» **Exercise**
Keep only the lines that hold the string "screenshot", filtering out the rest of the entries below.

» **Record set**
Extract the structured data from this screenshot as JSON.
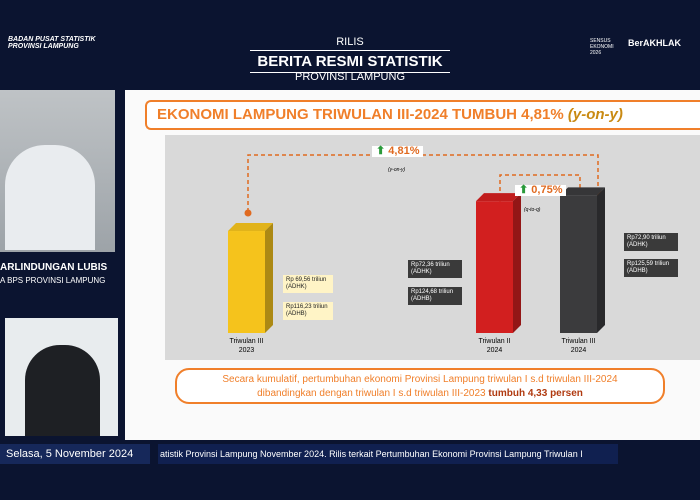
{
  "header": {
    "org": "BADAN PUSAT STATISTIK PROVINSI LAMPUNG",
    "kicker": "RILIS",
    "title": "BERITA RESMI STATISTIK",
    "subtitle": "PROVINSI LAMPUNG",
    "logo_sensus": "SENSUS EKONOMI 2026",
    "logo_berakhlak": "BerAKHLAK"
  },
  "speaker": {
    "name": "ARLINDUNGAN LUBIS",
    "role": "A BPS PROVINSI LAMPUNG"
  },
  "slide": {
    "title": "EKONOMI LAMPUNG TRIWULAN III-2024 TUMBUH 4,81%",
    "title_note": "(y-on-y)",
    "growth": [
      {
        "label": "4,81%",
        "note": "(y-on-y)"
      },
      {
        "label": "0,75%",
        "note": "(q-to-q)"
      }
    ],
    "summary": "Secara kumulatif, pertumbuhan ekonomi Provinsi Lampung triwulan I s.d triwulan III-2024 dibandingkan dengan triwulan I s.d triwulan III-2023",
    "summary_bold": "tumbuh 4,33 persen"
  },
  "chart_data": {
    "type": "bar",
    "categories": [
      "Triwulan III 2023",
      "Triwulan II 2024",
      "Triwulan III 2024"
    ],
    "colors": [
      "#f5c31c",
      "#d21f1f",
      "#3b3b3d"
    ],
    "ylim": [
      60,
      75
    ],
    "series": [
      {
        "name": "ADHK",
        "values": [
          69.56,
          72.36,
          72.9
        ],
        "value_labels": [
          "Rp 69,56 triliun (ADHK)",
          "Rp72,36 triliun (ADHK)",
          "Rp72,90 triliun (ADHK)"
        ]
      },
      {
        "name": "ADHB",
        "values": [
          116.23,
          124.68,
          125.59
        ],
        "value_labels": [
          "Rp116,23 triliun (ADHB)",
          "Rp124,68 triliun (ADHB)",
          "Rp125,59 triliun (ADHB)"
        ]
      }
    ]
  },
  "footer": {
    "date": "Selasa, 5 November 2024",
    "ticker": "atistik Provinsi Lampung November 2024. Rilis terkait Pertumbuhan Ekonomi Provinsi Lampung Triwulan I"
  }
}
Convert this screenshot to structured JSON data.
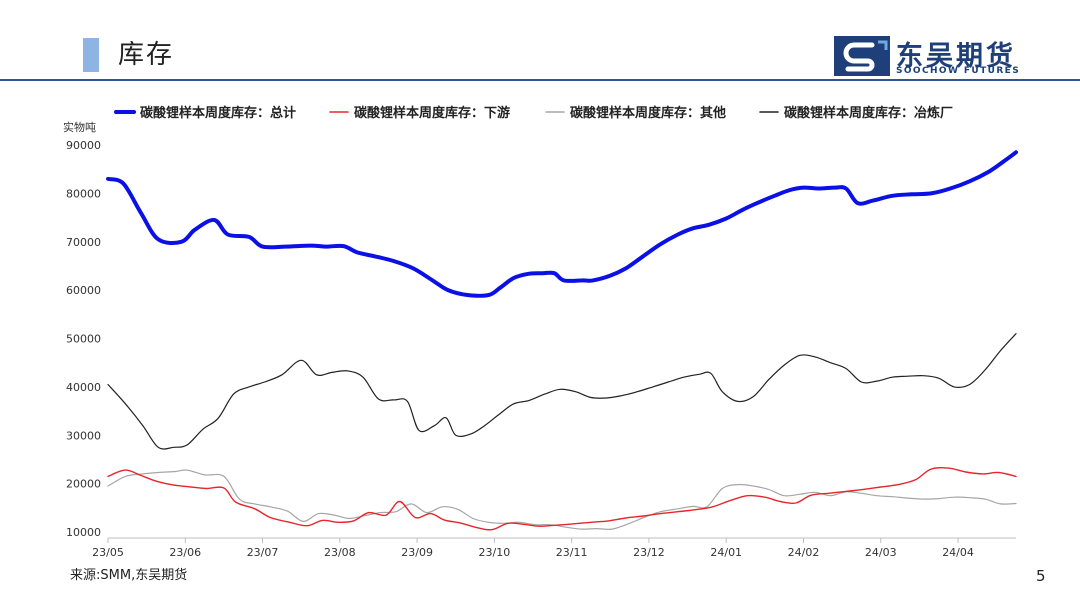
{
  "header": {
    "title": "库存",
    "logo_cn": "东吴期货",
    "logo_en": "SOOCHOW FUTURES"
  },
  "footer": {
    "source": "来源:SMM,东吴期货",
    "page_number": "5"
  },
  "colors": {
    "total": "#0a10e6",
    "downstream": "#e8252b",
    "other": "#a6a6a6",
    "smelter": "#222222",
    "brand": "#1f3f7a",
    "rule": "#2f5597"
  },
  "chart_data": {
    "type": "line",
    "title": "",
    "ylabel": "实物吨",
    "xlabel": "",
    "ylim": [
      10000,
      90000
    ],
    "yticks": [
      10000,
      20000,
      30000,
      40000,
      50000,
      60000,
      70000,
      80000,
      90000
    ],
    "ytick_labels": [
      "10000",
      "20000",
      "30000",
      "40000",
      "50000",
      "60000",
      "70000",
      "80000",
      "90000"
    ],
    "x_range": [
      0,
      47
    ],
    "x_ticks": [
      {
        "x": 0,
        "label": "23/05"
      },
      {
        "x": 4,
        "label": "23/06"
      },
      {
        "x": 8,
        "label": "23/07"
      },
      {
        "x": 12,
        "label": "23/08"
      },
      {
        "x": 16,
        "label": "23/09"
      },
      {
        "x": 20,
        "label": "23/10"
      },
      {
        "x": 24,
        "label": "23/11"
      },
      {
        "x": 28,
        "label": "23/12"
      },
      {
        "x": 32,
        "label": "24/01"
      },
      {
        "x": 36,
        "label": "24/02"
      },
      {
        "x": 40,
        "label": "24/03"
      },
      {
        "x": 44,
        "label": "24/04"
      }
    ],
    "series": [
      {
        "name": "碳酸锂样本周度库存：总计",
        "key": "total",
        "width": 4,
        "points": [
          [
            0,
            83000
          ],
          [
            0.8,
            82000
          ],
          [
            1.7,
            76000
          ],
          [
            2.6,
            70500
          ],
          [
            3.8,
            70000
          ],
          [
            4.5,
            72500
          ],
          [
            5.5,
            74500
          ],
          [
            6.2,
            71500
          ],
          [
            7.3,
            71000
          ],
          [
            8.0,
            69000
          ],
          [
            9.2,
            69000
          ],
          [
            10.5,
            69200
          ],
          [
            11.3,
            69000
          ],
          [
            12.2,
            69100
          ],
          [
            12.9,
            67800
          ],
          [
            13.8,
            67000
          ],
          [
            14.8,
            66000
          ],
          [
            15.8,
            64500
          ],
          [
            16.8,
            62000
          ],
          [
            17.6,
            60000
          ],
          [
            18.6,
            59000
          ],
          [
            19.7,
            59000
          ],
          [
            20.3,
            60500
          ],
          [
            21.0,
            62500
          ],
          [
            21.8,
            63400
          ],
          [
            22.5,
            63500
          ],
          [
            23.1,
            63500
          ],
          [
            23.6,
            62000
          ],
          [
            24.6,
            62000
          ],
          [
            25.1,
            62000
          ],
          [
            26.0,
            63000
          ],
          [
            26.8,
            64500
          ],
          [
            27.7,
            67000
          ],
          [
            28.6,
            69500
          ],
          [
            29.5,
            71500
          ],
          [
            30.3,
            72800
          ],
          [
            31.1,
            73500
          ],
          [
            32.0,
            74800
          ],
          [
            32.8,
            76500
          ],
          [
            33.6,
            78000
          ],
          [
            34.5,
            79500
          ],
          [
            35.3,
            80700
          ],
          [
            36.0,
            81200
          ],
          [
            36.8,
            81000
          ],
          [
            37.6,
            81200
          ],
          [
            38.2,
            81000
          ],
          [
            38.8,
            78000
          ],
          [
            39.6,
            78500
          ],
          [
            40.6,
            79500
          ],
          [
            41.6,
            79800
          ],
          [
            42.6,
            80000
          ],
          [
            43.6,
            81000
          ],
          [
            44.6,
            82500
          ],
          [
            45.6,
            84500
          ],
          [
            46.5,
            87000
          ],
          [
            47.0,
            88500
          ]
        ]
      },
      {
        "name": "碳酸锂样本周度库存：下游",
        "key": "downstream",
        "width": 1.4,
        "points": [
          [
            0,
            21500
          ],
          [
            0.9,
            22800
          ],
          [
            1.7,
            21700
          ],
          [
            2.5,
            20500
          ],
          [
            3.4,
            19700
          ],
          [
            4.3,
            19300
          ],
          [
            5.1,
            19000
          ],
          [
            6.0,
            19100
          ],
          [
            6.6,
            16200
          ],
          [
            7.6,
            14800
          ],
          [
            8.4,
            13000
          ],
          [
            9.4,
            12000
          ],
          [
            10.3,
            11300
          ],
          [
            11.1,
            12400
          ],
          [
            11.9,
            12000
          ],
          [
            12.7,
            12300
          ],
          [
            13.5,
            14000
          ],
          [
            14.4,
            13500
          ],
          [
            15.1,
            16300
          ],
          [
            15.9,
            13000
          ],
          [
            16.7,
            13800
          ],
          [
            17.4,
            12500
          ],
          [
            18.3,
            11800
          ],
          [
            19.2,
            10800
          ],
          [
            19.9,
            10500
          ],
          [
            20.7,
            11800
          ],
          [
            21.5,
            11600
          ],
          [
            22.3,
            11200
          ],
          [
            23.2,
            11400
          ],
          [
            24.1,
            11700
          ],
          [
            25.0,
            12000
          ],
          [
            25.9,
            12300
          ],
          [
            26.8,
            12900
          ],
          [
            27.7,
            13300
          ],
          [
            28.6,
            13800
          ],
          [
            29.5,
            14200
          ],
          [
            30.4,
            14600
          ],
          [
            31.3,
            15200
          ],
          [
            32.2,
            16500
          ],
          [
            33.1,
            17500
          ],
          [
            34.0,
            17200
          ],
          [
            34.8,
            16300
          ],
          [
            35.6,
            16000
          ],
          [
            36.4,
            17600
          ],
          [
            37.3,
            18000
          ],
          [
            38.2,
            18400
          ],
          [
            39.1,
            18800
          ],
          [
            40.0,
            19300
          ],
          [
            40.9,
            19800
          ],
          [
            41.8,
            20800
          ],
          [
            42.6,
            23000
          ],
          [
            43.5,
            23200
          ],
          [
            44.4,
            22400
          ],
          [
            45.3,
            22000
          ],
          [
            46.1,
            22300
          ],
          [
            47.0,
            21500
          ]
        ]
      },
      {
        "name": "碳酸锂样本周度库存：其他",
        "key": "other",
        "width": 1.2,
        "points": [
          [
            0,
            19500
          ],
          [
            0.9,
            21500
          ],
          [
            1.8,
            22000
          ],
          [
            2.6,
            22300
          ],
          [
            3.5,
            22500
          ],
          [
            4.1,
            22800
          ],
          [
            5.0,
            21800
          ],
          [
            6.0,
            21500
          ],
          [
            6.8,
            16800
          ],
          [
            7.6,
            15800
          ],
          [
            8.4,
            15200
          ],
          [
            9.3,
            14300
          ],
          [
            10.1,
            12200
          ],
          [
            10.9,
            13800
          ],
          [
            11.7,
            13500
          ],
          [
            12.5,
            12800
          ],
          [
            13.3,
            13400
          ],
          [
            14.1,
            14000
          ],
          [
            14.9,
            14200
          ],
          [
            15.7,
            15800
          ],
          [
            16.5,
            14000
          ],
          [
            17.3,
            15200
          ],
          [
            18.1,
            14700
          ],
          [
            18.9,
            12800
          ],
          [
            19.7,
            12000
          ],
          [
            20.5,
            11800
          ],
          [
            21.3,
            12000
          ],
          [
            22.1,
            11500
          ],
          [
            22.9,
            11500
          ],
          [
            23.7,
            11000
          ],
          [
            24.5,
            10600
          ],
          [
            25.3,
            10700
          ],
          [
            26.1,
            10600
          ],
          [
            27.0,
            11800
          ],
          [
            27.8,
            13100
          ],
          [
            28.6,
            14200
          ],
          [
            29.5,
            14800
          ],
          [
            30.3,
            15300
          ],
          [
            31.0,
            15200
          ],
          [
            31.8,
            19000
          ],
          [
            32.6,
            19800
          ],
          [
            33.4,
            19500
          ],
          [
            34.2,
            18800
          ],
          [
            35.0,
            17500
          ],
          [
            35.8,
            17800
          ],
          [
            36.6,
            18200
          ],
          [
            37.4,
            17500
          ],
          [
            38.2,
            18300
          ],
          [
            39.0,
            18000
          ],
          [
            39.8,
            17500
          ],
          [
            40.6,
            17300
          ],
          [
            41.4,
            17000
          ],
          [
            42.2,
            16800
          ],
          [
            43.0,
            16900
          ],
          [
            43.8,
            17200
          ],
          [
            44.6,
            17100
          ],
          [
            45.4,
            16800
          ],
          [
            46.2,
            15800
          ],
          [
            47.0,
            15900
          ]
        ]
      },
      {
        "name": "碳酸锂样本周度库存：冶炼厂",
        "key": "smelter",
        "width": 1.2,
        "points": [
          [
            0,
            40500
          ],
          [
            0.9,
            36500
          ],
          [
            1.8,
            32000
          ],
          [
            2.6,
            27500
          ],
          [
            3.4,
            27500
          ],
          [
            4.1,
            28000
          ],
          [
            4.9,
            31200
          ],
          [
            5.7,
            33500
          ],
          [
            6.5,
            38500
          ],
          [
            7.3,
            40000
          ],
          [
            8.1,
            41000
          ],
          [
            9.0,
            42500
          ],
          [
            10.0,
            45500
          ],
          [
            10.8,
            42500
          ],
          [
            11.6,
            43000
          ],
          [
            12.4,
            43300
          ],
          [
            13.2,
            42000
          ],
          [
            14.0,
            37500
          ],
          [
            14.8,
            37300
          ],
          [
            15.5,
            37000
          ],
          [
            16.1,
            31000
          ],
          [
            16.9,
            32000
          ],
          [
            17.5,
            33600
          ],
          [
            18.0,
            30000
          ],
          [
            18.8,
            30300
          ],
          [
            19.5,
            32000
          ],
          [
            20.3,
            34500
          ],
          [
            21.0,
            36500
          ],
          [
            21.8,
            37200
          ],
          [
            22.6,
            38500
          ],
          [
            23.4,
            39500
          ],
          [
            24.2,
            39000
          ],
          [
            25.0,
            37800
          ],
          [
            25.8,
            37700
          ],
          [
            26.6,
            38200
          ],
          [
            27.4,
            39000
          ],
          [
            28.2,
            40000
          ],
          [
            29.0,
            41000
          ],
          [
            29.8,
            42000
          ],
          [
            30.6,
            42600
          ],
          [
            31.2,
            42800
          ],
          [
            31.8,
            39000
          ],
          [
            32.6,
            37000
          ],
          [
            33.4,
            38000
          ],
          [
            34.2,
            41500
          ],
          [
            35.0,
            44500
          ],
          [
            35.8,
            46500
          ],
          [
            36.6,
            46200
          ],
          [
            37.4,
            45000
          ],
          [
            38.2,
            43800
          ],
          [
            39.0,
            41000
          ],
          [
            39.8,
            41200
          ],
          [
            40.6,
            42000
          ],
          [
            41.4,
            42200
          ],
          [
            42.2,
            42300
          ],
          [
            43.0,
            41800
          ],
          [
            43.8,
            40000
          ],
          [
            44.6,
            40500
          ],
          [
            45.4,
            43500
          ],
          [
            46.2,
            47500
          ],
          [
            47.0,
            51000
          ]
        ]
      }
    ],
    "legend": [
      {
        "key": "total",
        "label": "碳酸锂样本周度库存：总计"
      },
      {
        "key": "downstream",
        "label": "碳酸锂样本周度库存：下游"
      },
      {
        "key": "other",
        "label": "碳酸锂样本周度库存：其他"
      },
      {
        "key": "smelter",
        "label": "碳酸锂样本周度库存：冶炼厂"
      }
    ],
    "legend_position": "top",
    "grid": false
  }
}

» **Response**
Extract the structured data from this screenshot as JSON.
Convert this screenshot to structured JSON data.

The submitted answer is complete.